[Excerpt]
'''
In one embodiment, the NL( ) function may be a monotonic function with diminishing slope so that F(periodicity) reaches its maximum slowly. The use of NL( ) is to provide a non-linearity such that the amount of NPE signal is not allowed to drop as low as fast in order to maintain masking of the buzz artifacts. Other non-linear functions may be used, including non-monotonic functions and monotonic functions with increasing slope, so that F(periodicity) reaches its maximum quickly.
FIG. 9 is a flowchart illustrating a technique for calculating total extrapolation output according to a further embodiment. In block 910, the weighting factor computed in FIG. 8 is further modified using a non-linear function so that the weighting factor reaches its maximum in a non-linear fashion. Then in block 920, the weighting factor is used to calculate the total extrapolation output.
FIG. 10 is a block diagram illustrating a system 1000 for performing PLC according to one embodiment. The system 1000 may be embedded in voice and videoconferencing systems at endpoints where audio is to be generated from an audio signal. In some embodiments, the PLC may be performed at a boundary between unreliable and reliable packet networks.
'''
[Requirements]
From the excerpt above, lift the passage starting with "FIG. 9 is a" and going on through "total extrapolation output.", word for word.

[Raw data]
'''
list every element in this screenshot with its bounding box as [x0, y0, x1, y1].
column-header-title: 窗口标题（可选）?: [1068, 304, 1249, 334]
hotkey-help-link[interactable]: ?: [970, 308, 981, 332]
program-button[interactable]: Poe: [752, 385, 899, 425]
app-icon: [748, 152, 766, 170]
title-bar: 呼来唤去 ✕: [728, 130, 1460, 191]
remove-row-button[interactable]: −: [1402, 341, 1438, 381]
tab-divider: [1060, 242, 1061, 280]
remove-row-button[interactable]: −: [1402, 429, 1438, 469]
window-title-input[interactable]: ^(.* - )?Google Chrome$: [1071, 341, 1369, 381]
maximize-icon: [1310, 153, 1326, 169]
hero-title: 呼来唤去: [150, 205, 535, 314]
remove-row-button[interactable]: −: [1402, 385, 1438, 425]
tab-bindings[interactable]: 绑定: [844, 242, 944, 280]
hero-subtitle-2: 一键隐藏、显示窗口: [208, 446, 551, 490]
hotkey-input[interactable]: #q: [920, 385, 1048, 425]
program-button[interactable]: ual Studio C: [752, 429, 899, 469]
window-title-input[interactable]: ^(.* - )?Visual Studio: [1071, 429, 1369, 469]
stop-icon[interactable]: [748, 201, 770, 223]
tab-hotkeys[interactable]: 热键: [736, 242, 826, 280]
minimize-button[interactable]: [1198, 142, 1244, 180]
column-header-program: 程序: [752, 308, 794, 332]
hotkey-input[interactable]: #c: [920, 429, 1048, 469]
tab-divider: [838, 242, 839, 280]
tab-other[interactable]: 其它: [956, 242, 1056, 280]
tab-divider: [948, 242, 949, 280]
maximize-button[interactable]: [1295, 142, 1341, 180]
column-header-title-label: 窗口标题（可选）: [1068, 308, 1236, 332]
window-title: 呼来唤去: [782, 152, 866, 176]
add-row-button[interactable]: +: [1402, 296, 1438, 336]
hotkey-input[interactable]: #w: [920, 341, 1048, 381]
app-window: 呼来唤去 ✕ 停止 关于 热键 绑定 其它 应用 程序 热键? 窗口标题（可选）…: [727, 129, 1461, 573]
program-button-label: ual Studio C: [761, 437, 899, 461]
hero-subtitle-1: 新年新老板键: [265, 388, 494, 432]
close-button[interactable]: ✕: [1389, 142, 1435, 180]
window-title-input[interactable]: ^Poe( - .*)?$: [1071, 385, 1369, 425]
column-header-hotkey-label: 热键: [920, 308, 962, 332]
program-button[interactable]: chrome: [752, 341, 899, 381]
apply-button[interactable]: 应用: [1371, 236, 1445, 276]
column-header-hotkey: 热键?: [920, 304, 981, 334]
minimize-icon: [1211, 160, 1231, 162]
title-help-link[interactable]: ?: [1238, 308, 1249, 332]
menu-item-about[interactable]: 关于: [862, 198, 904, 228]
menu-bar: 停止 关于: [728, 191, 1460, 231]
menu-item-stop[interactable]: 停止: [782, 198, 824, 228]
'''
[Output]
FIG. 9 is a flowchart illustrating a technique for calculating total extrapolation output according to a further embodiment. In block 910, the weighting factor computed in FIG. 8 is further modified using a non-linear function so that the weighting factor reaches its maximum in a non-linear fashion. Then in block 920, the weighting factor is used to calculate the total extrapolation output.